»»
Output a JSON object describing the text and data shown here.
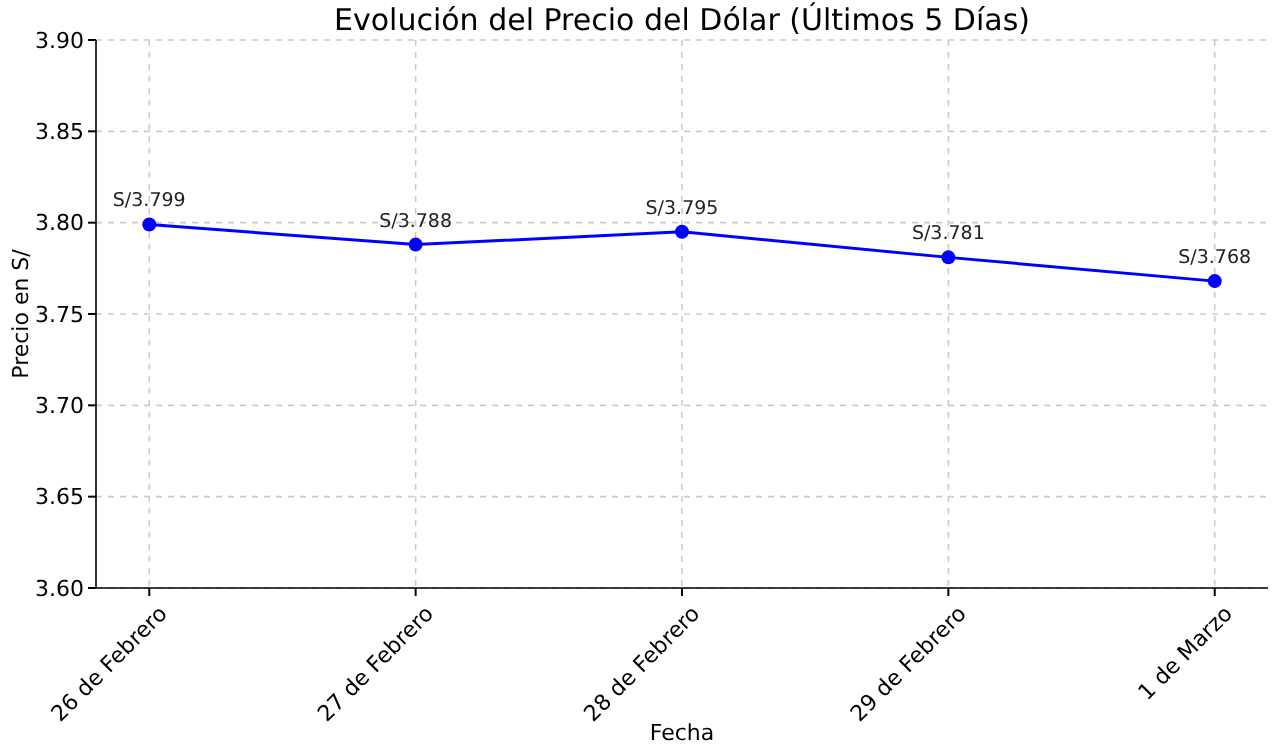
{
  "chart_data": {
    "type": "line",
    "title": "Evolución del Precio del Dólar (Últimos 5 Días)",
    "xlabel": "Fecha",
    "ylabel": "Precio en S/",
    "categories": [
      "26 de Febrero",
      "27 de Febrero",
      "28 de Febrero",
      "29 de Febrero",
      "1 de Marzo"
    ],
    "series": [
      {
        "color": "#0000ff",
        "values": [
          3.799,
          3.788,
          3.795,
          3.781,
          3.768
        ],
        "value_labels": [
          "S/3.799",
          "S/3.788",
          "S/3.795",
          "S/3.781",
          "S/3.768"
        ]
      }
    ],
    "ylim": [
      3.6,
      3.9
    ],
    "yticks": [
      {
        "value": 3.6,
        "label": "3.60"
      },
      {
        "value": 3.65,
        "label": "3.65"
      },
      {
        "value": 3.7,
        "label": "3.70"
      },
      {
        "value": 3.75,
        "label": "3.75"
      },
      {
        "value": 3.8,
        "label": "3.80"
      },
      {
        "value": 3.85,
        "label": "3.85"
      },
      {
        "value": 3.9,
        "label": "3.90"
      }
    ],
    "grid": true,
    "marker": "circle",
    "line_style": "solid"
  }
}
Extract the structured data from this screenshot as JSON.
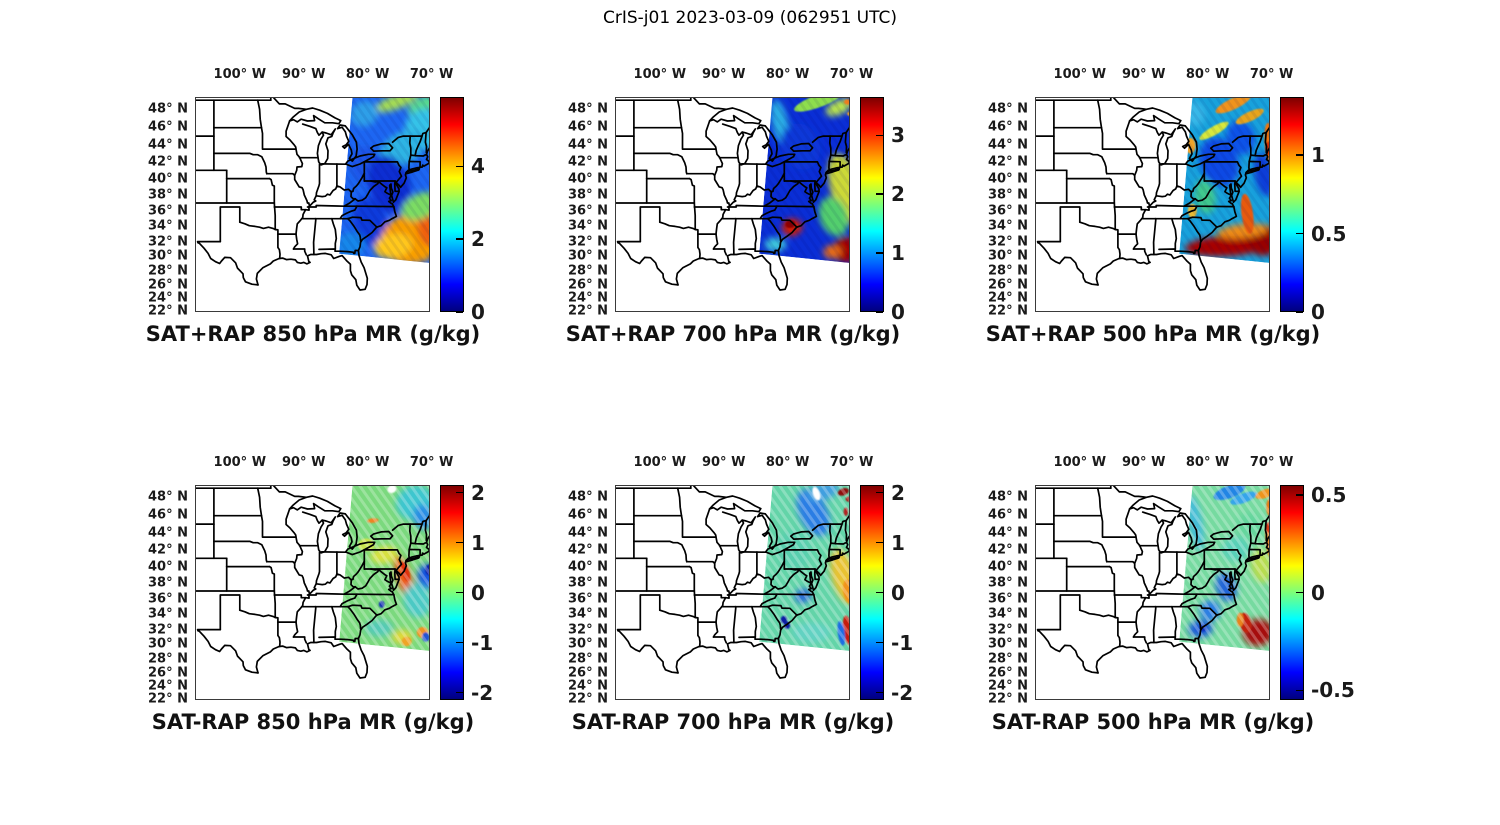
««
PROBLEM DETAILS:
Above are the entries; count how many of their lines contain the word "Precio" and give only that number.

RESPONSE TO THE TASK:
2